--- WHAT IS BEING ASKED ---
Begin at the line that holds "What does this" and copy each line exactly until the data below ends, including that last line but no pictures.

--- DATA SHOWN ---
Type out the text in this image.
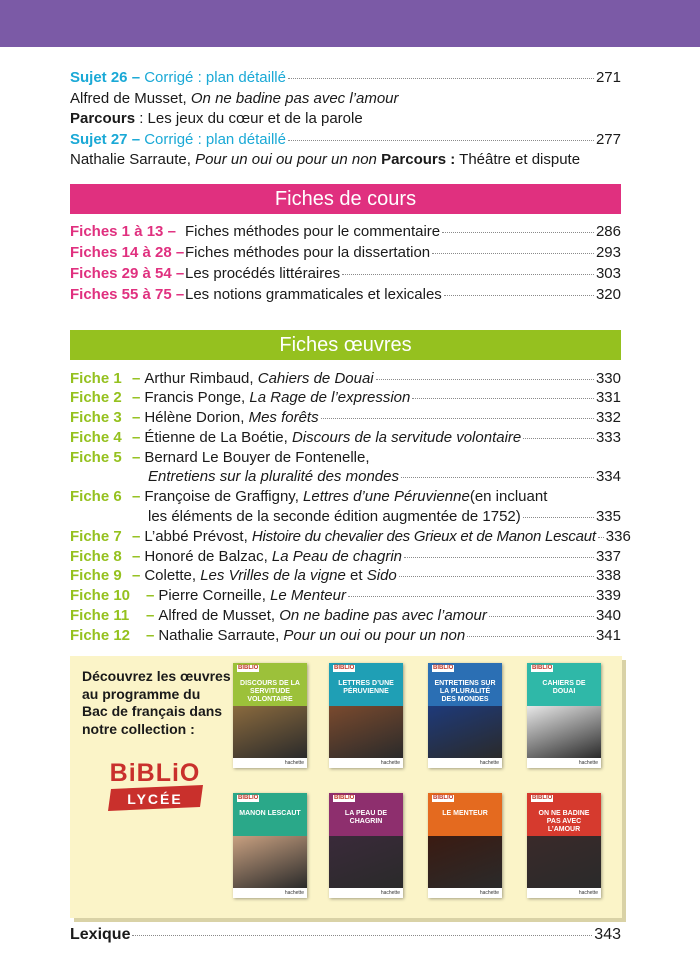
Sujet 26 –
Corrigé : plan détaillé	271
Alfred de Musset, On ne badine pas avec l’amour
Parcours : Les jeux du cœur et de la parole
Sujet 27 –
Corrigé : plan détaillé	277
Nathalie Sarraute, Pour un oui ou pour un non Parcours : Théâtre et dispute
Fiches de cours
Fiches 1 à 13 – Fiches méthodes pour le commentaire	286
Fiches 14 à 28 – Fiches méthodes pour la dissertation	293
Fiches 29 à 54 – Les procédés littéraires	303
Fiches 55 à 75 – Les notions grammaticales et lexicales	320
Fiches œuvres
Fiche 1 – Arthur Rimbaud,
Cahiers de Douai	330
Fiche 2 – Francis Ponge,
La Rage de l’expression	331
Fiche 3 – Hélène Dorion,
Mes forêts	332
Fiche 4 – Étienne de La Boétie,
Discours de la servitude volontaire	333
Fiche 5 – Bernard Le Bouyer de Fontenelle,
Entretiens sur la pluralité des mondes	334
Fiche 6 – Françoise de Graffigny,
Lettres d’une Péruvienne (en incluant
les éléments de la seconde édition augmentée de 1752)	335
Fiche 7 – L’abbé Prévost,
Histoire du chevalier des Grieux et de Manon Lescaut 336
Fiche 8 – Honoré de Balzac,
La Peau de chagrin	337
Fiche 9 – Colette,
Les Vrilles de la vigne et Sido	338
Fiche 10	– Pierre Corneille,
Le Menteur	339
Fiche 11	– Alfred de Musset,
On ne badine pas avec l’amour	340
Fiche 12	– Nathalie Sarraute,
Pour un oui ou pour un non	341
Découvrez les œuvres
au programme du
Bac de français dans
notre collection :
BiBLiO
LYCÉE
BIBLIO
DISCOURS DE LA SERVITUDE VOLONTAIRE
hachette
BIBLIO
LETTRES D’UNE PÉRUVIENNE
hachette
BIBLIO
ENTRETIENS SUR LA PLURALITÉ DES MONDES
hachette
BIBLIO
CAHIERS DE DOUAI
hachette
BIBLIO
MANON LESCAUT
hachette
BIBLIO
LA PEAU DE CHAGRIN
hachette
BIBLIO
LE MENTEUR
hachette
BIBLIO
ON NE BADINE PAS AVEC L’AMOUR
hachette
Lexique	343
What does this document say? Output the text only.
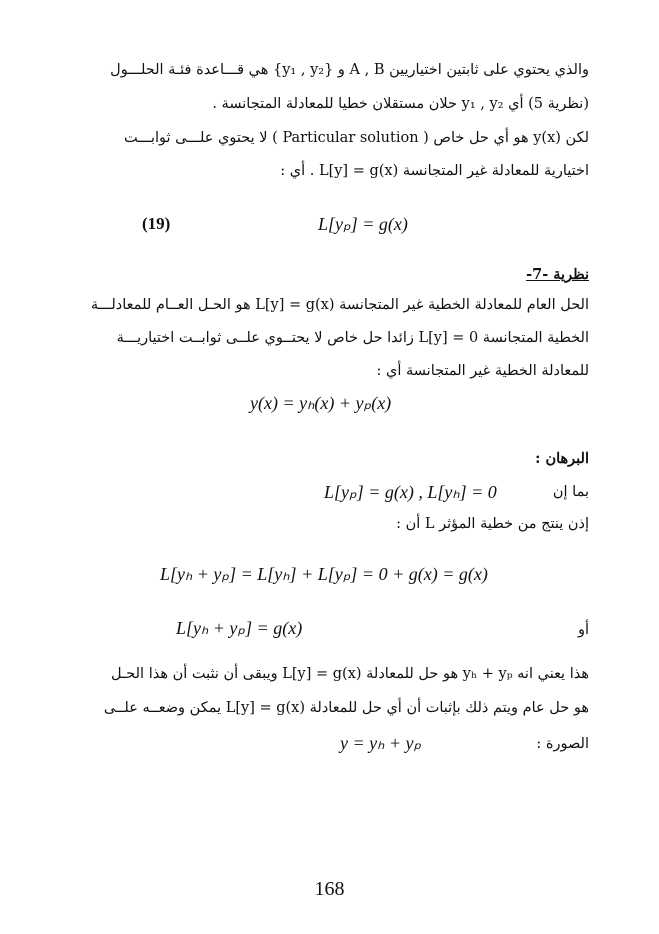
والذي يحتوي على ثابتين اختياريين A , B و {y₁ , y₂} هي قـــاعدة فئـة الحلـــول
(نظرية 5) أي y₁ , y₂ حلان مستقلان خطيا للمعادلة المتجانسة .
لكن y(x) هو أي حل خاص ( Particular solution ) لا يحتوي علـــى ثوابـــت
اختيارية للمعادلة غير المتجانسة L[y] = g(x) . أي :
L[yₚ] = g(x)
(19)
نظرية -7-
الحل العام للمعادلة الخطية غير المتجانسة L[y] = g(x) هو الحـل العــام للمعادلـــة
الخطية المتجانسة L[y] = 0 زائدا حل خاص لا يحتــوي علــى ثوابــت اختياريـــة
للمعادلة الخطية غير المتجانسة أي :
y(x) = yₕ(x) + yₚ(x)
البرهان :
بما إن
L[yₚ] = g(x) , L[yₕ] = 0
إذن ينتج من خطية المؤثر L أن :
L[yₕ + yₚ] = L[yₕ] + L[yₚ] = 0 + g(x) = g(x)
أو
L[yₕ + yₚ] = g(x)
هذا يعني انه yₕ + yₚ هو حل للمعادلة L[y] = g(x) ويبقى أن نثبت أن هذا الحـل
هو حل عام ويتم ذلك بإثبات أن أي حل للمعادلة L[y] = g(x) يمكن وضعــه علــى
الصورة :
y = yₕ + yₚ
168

--- SOLUTION TO THIS EXERCISE ---
What does this document say? Output the text only.
والذي يحتوي على ثابتين اختياريين A , B و {y₁ , y₂} هي قـــاعدة فئـة الحلـــول
(نظرية 5) أي y₁ , y₂ حلان مستقلان خطيا للمعادلة المتجانسة .
لكن y(x) هو أي حل خاص ( Particular solution ) لا يحتوي علـــى ثوابـــت
اختيارية للمعادلة غير المتجانسة L[y] = g(x) . أي :
L[yₚ] = g(x)
(19)
نظرية -7-
الحل العام للمعادلة الخطية غير المتجانسة L[y] = g(x) هو الحـل العــام للمعادلـــة
الخطية المتجانسة L[y] = 0 زائدا حل خاص لا يحتــوي علــى ثوابــت اختياريـــة
للمعادلة الخطية غير المتجانسة أي :
y(x) = yₕ(x) + yₚ(x)
البرهان :
بما إن
L[yₚ] = g(x) , L[yₕ] = 0
إذن ينتج من خطية المؤثر L أن :
L[yₕ + yₚ] = L[yₕ] + L[yₚ] = 0 + g(x) = g(x)
أو
L[yₕ + yₚ] = g(x)
هذا يعني انه yₕ + yₚ هو حل للمعادلة L[y] = g(x) ويبقى أن نثبت أن هذا الحـل
هو حل عام ويتم ذلك بإثبات أن أي حل للمعادلة L[y] = g(x) يمكن وضعــه علــى
الصورة :
y = yₕ + yₚ
168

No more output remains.